■ GIVEN PROBLEM ■
The records below are to be copied word for word, with every picture left out.

Records excerpted from a collection:
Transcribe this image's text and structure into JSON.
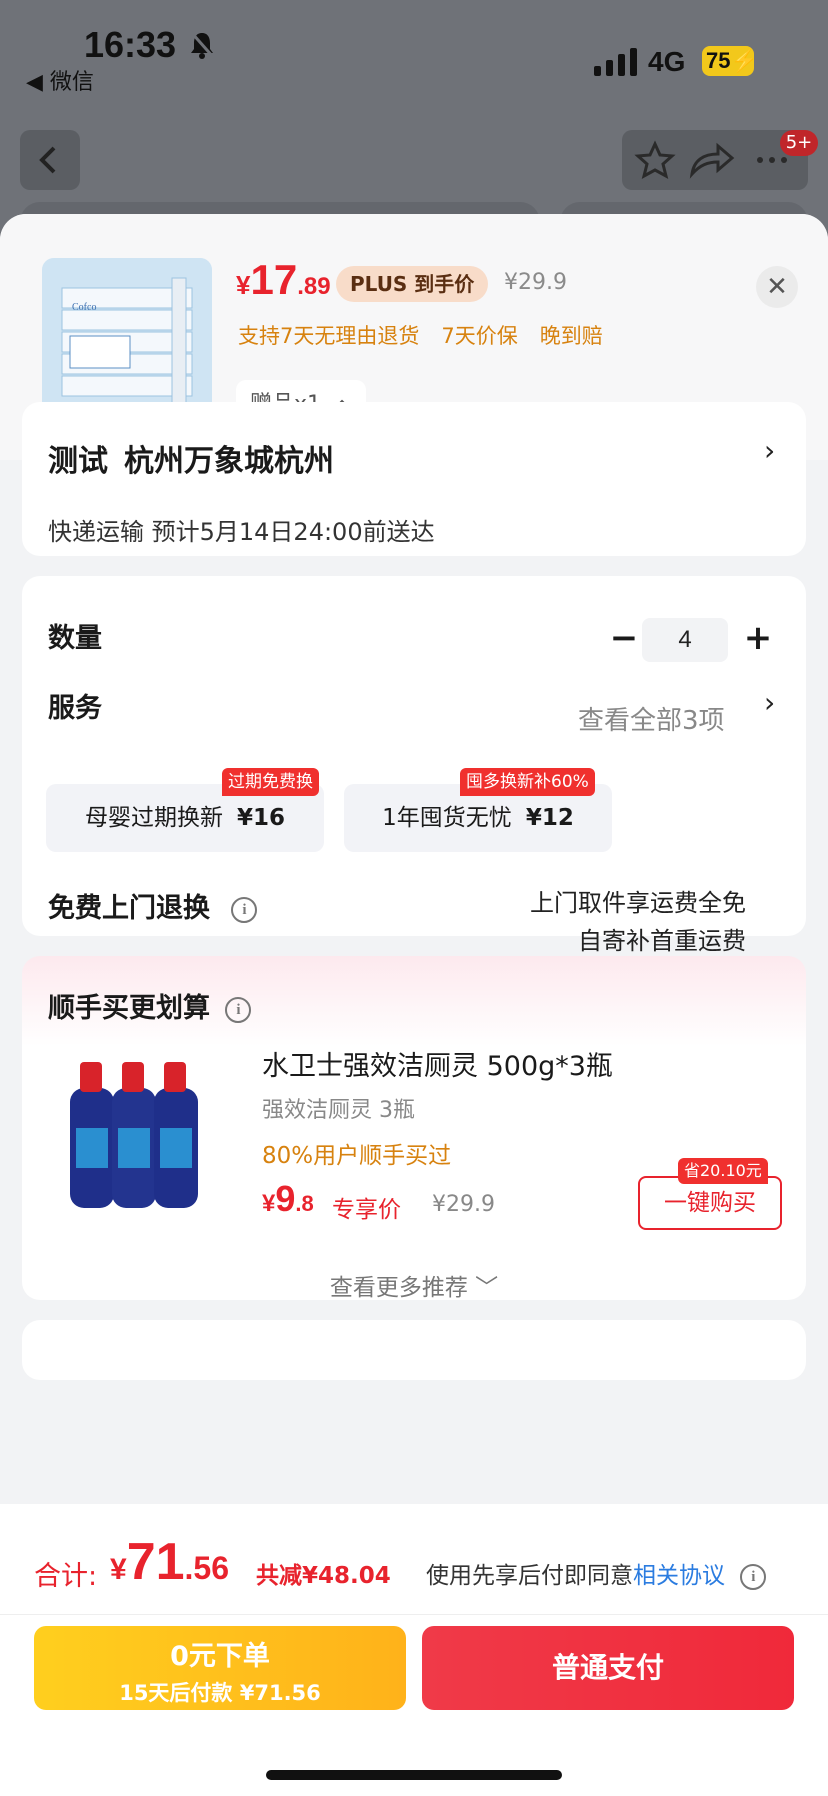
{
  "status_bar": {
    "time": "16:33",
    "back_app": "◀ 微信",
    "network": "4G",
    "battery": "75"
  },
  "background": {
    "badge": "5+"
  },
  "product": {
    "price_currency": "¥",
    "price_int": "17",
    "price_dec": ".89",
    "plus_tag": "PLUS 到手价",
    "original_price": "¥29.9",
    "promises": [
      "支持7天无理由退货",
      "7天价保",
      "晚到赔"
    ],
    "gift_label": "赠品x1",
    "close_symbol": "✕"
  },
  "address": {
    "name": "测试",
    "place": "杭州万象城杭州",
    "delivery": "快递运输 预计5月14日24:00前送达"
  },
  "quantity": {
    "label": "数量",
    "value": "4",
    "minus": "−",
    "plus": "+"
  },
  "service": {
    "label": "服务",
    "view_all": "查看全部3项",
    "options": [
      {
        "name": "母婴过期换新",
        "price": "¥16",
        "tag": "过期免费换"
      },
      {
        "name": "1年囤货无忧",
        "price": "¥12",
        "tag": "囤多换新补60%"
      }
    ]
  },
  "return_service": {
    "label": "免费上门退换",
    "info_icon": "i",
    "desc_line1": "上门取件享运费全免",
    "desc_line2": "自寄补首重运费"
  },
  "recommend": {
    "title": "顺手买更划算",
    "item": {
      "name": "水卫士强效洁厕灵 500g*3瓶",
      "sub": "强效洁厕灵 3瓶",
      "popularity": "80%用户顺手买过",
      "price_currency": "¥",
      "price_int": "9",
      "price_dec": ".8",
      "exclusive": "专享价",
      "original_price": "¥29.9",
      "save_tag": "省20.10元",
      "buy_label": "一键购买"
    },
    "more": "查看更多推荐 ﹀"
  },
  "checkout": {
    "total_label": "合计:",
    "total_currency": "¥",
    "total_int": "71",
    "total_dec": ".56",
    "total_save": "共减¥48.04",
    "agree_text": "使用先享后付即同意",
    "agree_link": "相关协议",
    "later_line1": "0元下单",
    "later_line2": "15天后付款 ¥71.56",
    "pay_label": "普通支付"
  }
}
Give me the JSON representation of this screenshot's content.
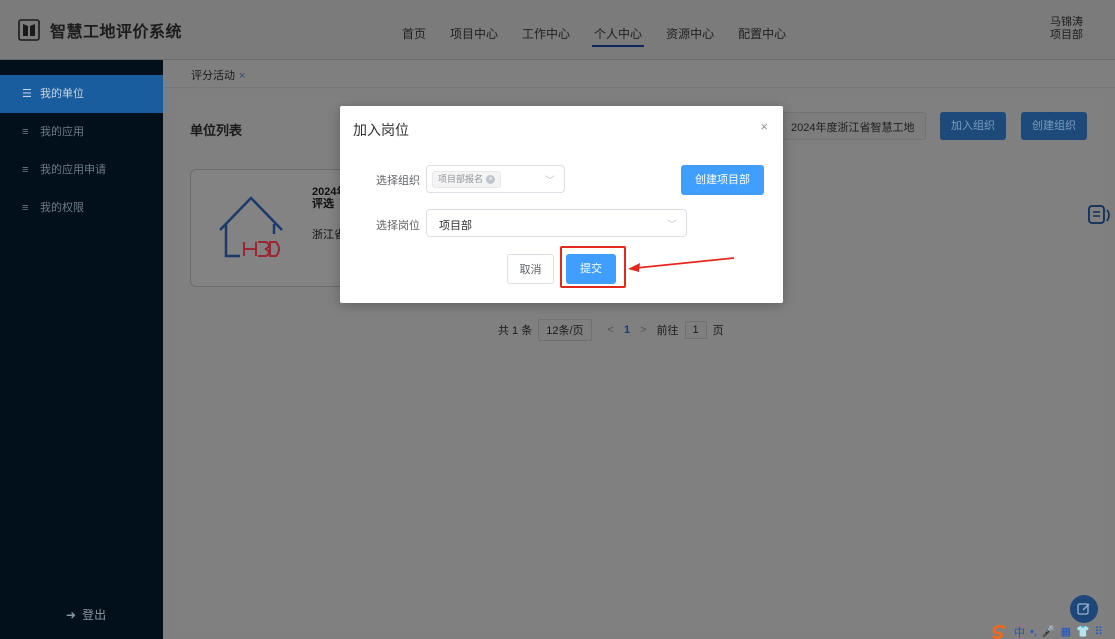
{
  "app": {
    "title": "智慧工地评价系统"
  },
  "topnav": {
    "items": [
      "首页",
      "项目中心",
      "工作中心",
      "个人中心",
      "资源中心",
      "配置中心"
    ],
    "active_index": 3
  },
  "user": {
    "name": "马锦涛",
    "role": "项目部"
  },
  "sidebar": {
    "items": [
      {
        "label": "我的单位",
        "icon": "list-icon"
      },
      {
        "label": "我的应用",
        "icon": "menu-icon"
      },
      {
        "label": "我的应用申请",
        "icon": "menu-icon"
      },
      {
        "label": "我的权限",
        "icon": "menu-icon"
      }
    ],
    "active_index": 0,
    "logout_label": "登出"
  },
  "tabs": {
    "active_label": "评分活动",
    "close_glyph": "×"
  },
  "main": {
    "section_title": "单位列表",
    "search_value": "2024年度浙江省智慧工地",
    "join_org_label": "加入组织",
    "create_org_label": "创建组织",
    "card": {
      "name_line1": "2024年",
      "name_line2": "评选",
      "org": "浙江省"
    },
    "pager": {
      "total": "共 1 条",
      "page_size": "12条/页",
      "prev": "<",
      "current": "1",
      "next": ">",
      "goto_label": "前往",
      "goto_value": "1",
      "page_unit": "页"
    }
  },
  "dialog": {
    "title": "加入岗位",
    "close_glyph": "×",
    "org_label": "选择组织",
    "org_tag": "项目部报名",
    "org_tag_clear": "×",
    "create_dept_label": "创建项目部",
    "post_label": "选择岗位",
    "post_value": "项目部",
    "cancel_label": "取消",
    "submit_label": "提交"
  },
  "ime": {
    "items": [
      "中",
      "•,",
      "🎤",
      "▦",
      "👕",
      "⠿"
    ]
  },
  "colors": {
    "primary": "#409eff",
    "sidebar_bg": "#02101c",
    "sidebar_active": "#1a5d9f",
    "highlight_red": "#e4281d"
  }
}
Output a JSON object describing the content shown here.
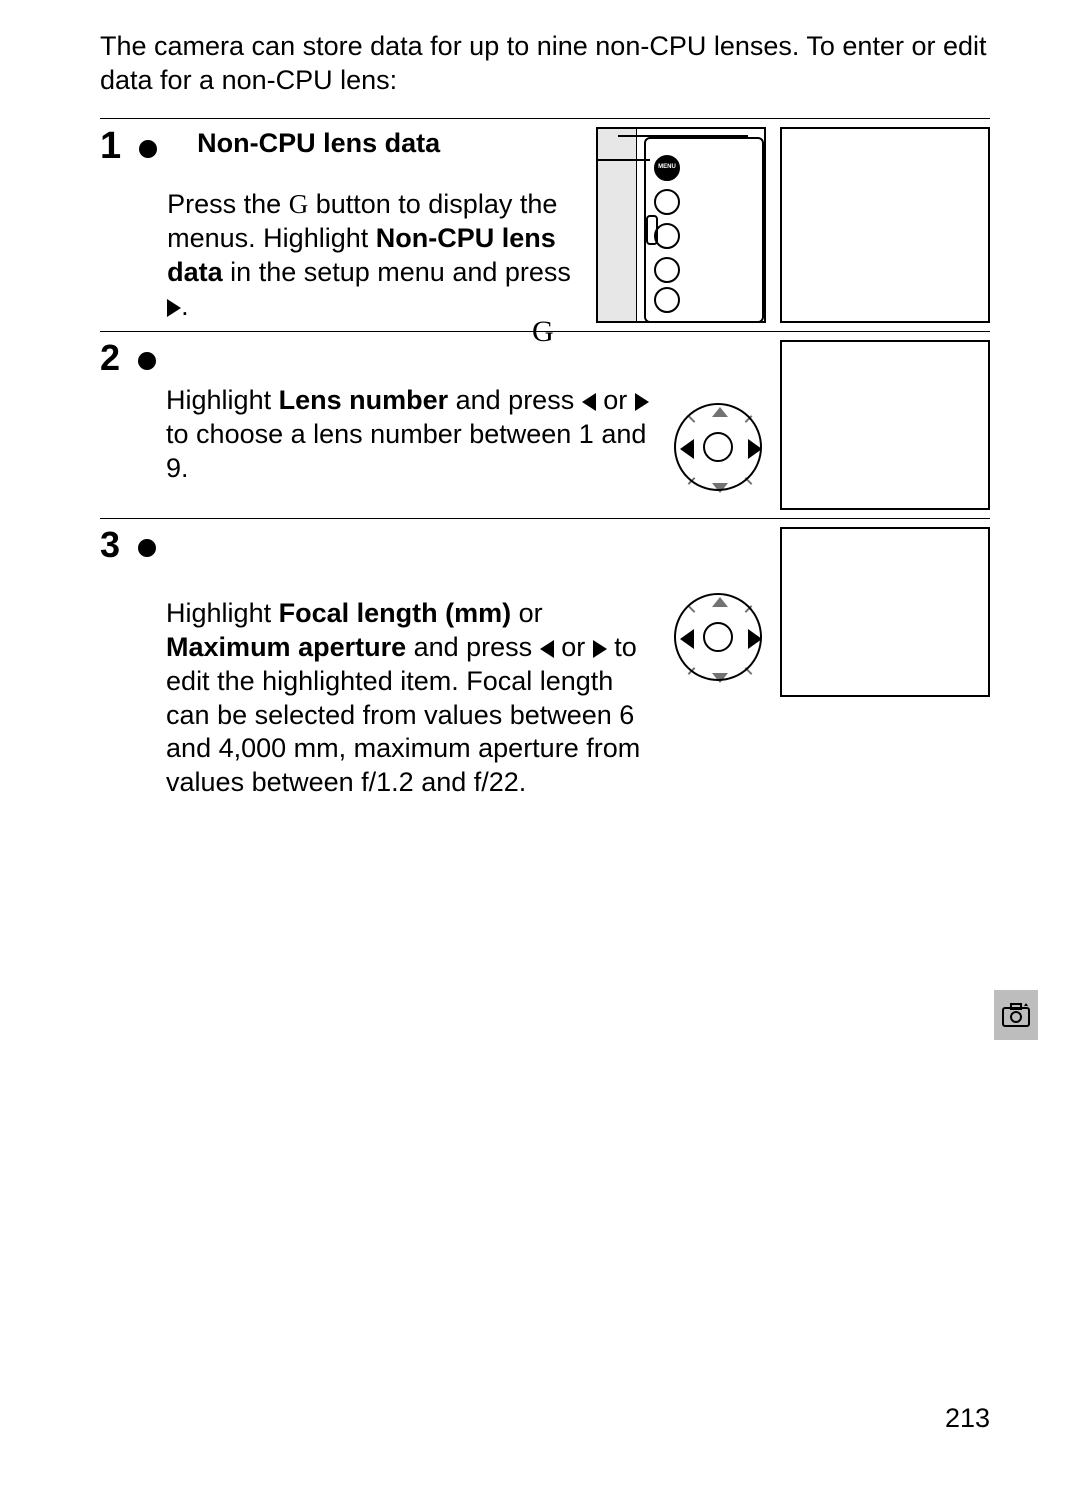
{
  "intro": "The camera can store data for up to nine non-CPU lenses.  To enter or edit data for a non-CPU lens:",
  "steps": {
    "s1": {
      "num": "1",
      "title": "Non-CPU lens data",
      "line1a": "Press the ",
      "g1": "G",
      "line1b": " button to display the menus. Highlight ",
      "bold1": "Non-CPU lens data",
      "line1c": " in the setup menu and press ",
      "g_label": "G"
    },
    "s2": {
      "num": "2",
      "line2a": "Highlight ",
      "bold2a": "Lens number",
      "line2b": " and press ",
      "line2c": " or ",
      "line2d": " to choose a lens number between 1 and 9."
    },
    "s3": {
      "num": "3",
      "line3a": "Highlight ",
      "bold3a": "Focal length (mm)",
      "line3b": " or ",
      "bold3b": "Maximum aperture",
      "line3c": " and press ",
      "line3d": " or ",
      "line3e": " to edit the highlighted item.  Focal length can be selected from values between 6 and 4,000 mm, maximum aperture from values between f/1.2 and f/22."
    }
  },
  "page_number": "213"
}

■ EXERCISE RESULT ■
Transcribe this image's text and structure into JSON.
{
  "status_bar": {
    "time": "16:33",
    "back_app": "◀ 微信",
    "network": "4G",
    "battery": "75"
  },
  "background": {
    "badge": "5+"
  },
  "product": {
    "price_currency": "¥",
    "price_int": "17",
    "price_dec": ".89",
    "plus_tag": "PLUS 到手价",
    "original_price": "¥29.9",
    "promises": [
      "支持7天无理由退货",
      "7天价保",
      "晚到赔"
    ],
    "gift_label": "赠品x1",
    "close_symbol": "✕"
  },
  "address": {
    "name": "测试",
    "place": "杭州万象城杭州",
    "delivery": "快递运输 预计5月14日24:00前送达"
  },
  "quantity": {
    "label": "数量",
    "value": "4",
    "minus": "−",
    "plus": "+"
  },
  "service": {
    "label": "服务",
    "view_all": "查看全部3项",
    "options": [
      {
        "name": "母婴过期换新",
        "price": "¥16",
        "tag": "过期免费换"
      },
      {
        "name": "1年囤货无忧",
        "price": "¥12",
        "tag": "囤多换新补60%"
      }
    ]
  },
  "return_service": {
    "label": "免费上门退换",
    "info_icon": "i",
    "desc_line1": "上门取件享运费全免",
    "desc_line2": "自寄补首重运费"
  },
  "recommend": {
    "title": "顺手买更划算",
    "item": {
      "name": "水卫士强效洁厕灵 500g*3瓶",
      "sub": "强效洁厕灵 3瓶",
      "popularity": "80%用户顺手买过",
      "price_currency": "¥",
      "price_int": "9",
      "price_dec": ".8",
      "exclusive": "专享价",
      "original_price": "¥29.9",
      "save_tag": "省20.10元",
      "buy_label": "一键购买"
    },
    "more": "查看更多推荐 ﹀"
  },
  "checkout": {
    "total_label": "合计:",
    "total_currency": "¥",
    "total_int": "71",
    "total_dec": ".56",
    "total_save": "共减¥48.04",
    "agree_text": "使用先享后付即同意",
    "agree_link": "相关协议",
    "later_line1": "0元下单",
    "later_line2": "15天后付款 ¥71.56",
    "pay_label": "普通支付"
  }
}
Give me the JSON representation of this screenshot's content.
{
  "app": {
    "title": "智慧工地评价系统"
  },
  "topnav": {
    "items": [
      "首页",
      "项目中心",
      "工作中心",
      "个人中心",
      "资源中心",
      "配置中心"
    ],
    "active_index": 3
  },
  "user": {
    "name": "马锦涛",
    "role": "项目部"
  },
  "sidebar": {
    "items": [
      {
        "label": "我的单位",
        "icon": "list-icon"
      },
      {
        "label": "我的应用",
        "icon": "menu-icon"
      },
      {
        "label": "我的应用申请",
        "icon": "menu-icon"
      },
      {
        "label": "我的权限",
        "icon": "menu-icon"
      }
    ],
    "active_index": 0,
    "logout_label": "登出"
  },
  "tabs": {
    "active_label": "评分活动",
    "close_glyph": "×"
  },
  "main": {
    "section_title": "单位列表",
    "search_value": "2024年度浙江省智慧工地",
    "join_org_label": "加入组织",
    "create_org_label": "创建组织",
    "card": {
      "name_line1": "2024年",
      "name_line2": "评选",
      "org": "浙江省"
    },
    "pager": {
      "total": "共 1 条",
      "page_size": "12条/页",
      "prev": "<",
      "current": "1",
      "next": ">",
      "goto_label": "前往",
      "goto_value": "1",
      "page_unit": "页"
    }
  },
  "dialog": {
    "title": "加入岗位",
    "close_glyph": "×",
    "org_label": "选择组织",
    "org_tag": "项目部报名",
    "org_tag_clear": "×",
    "create_dept_label": "创建项目部",
    "post_label": "选择岗位",
    "post_value": "项目部",
    "cancel_label": "取消",
    "submit_label": "提交"
  },
  "ime": {
    "items": [
      "中",
      "•,",
      "🎤",
      "▦",
      "👕",
      "⠿"
    ]
  },
  "colors": {
    "primary": "#409eff",
    "sidebar_bg": "#02101c",
    "sidebar_active": "#1a5d9f",
    "highlight_red": "#e4281d"
  }
}
Output a JSON object describing the content shown here.
{
  "intro": "The camera can store data for up to nine non-CPU lenses.  To enter or edit data for a non-CPU lens:",
  "steps": {
    "s1": {
      "num": "1",
      "title": "Non-CPU lens data",
      "line1a": "Press the ",
      "g1": "G",
      "line1b": " button to display the menus. Highlight ",
      "bold1": "Non-CPU lens data",
      "line1c": " in the setup menu and press ",
      "g_label": "G"
    },
    "s2": {
      "num": "2",
      "line2a": "Highlight ",
      "bold2a": "Lens number",
      "line2b": " and press ",
      "line2c": " or ",
      "line2d": " to choose a lens number between 1 and 9."
    },
    "s3": {
      "num": "3",
      "line3a": "Highlight ",
      "bold3a": "Focal length (mm)",
      "line3b": " or ",
      "bold3b": "Maximum aperture",
      "line3c": " and press ",
      "line3d": " or ",
      "line3e": " to edit the highlighted item.  Focal length can be selected from values between 6 and 4,000 mm, maximum aperture from values between f/1.2 and f/22."
    }
  },
  "page_number": "213"
}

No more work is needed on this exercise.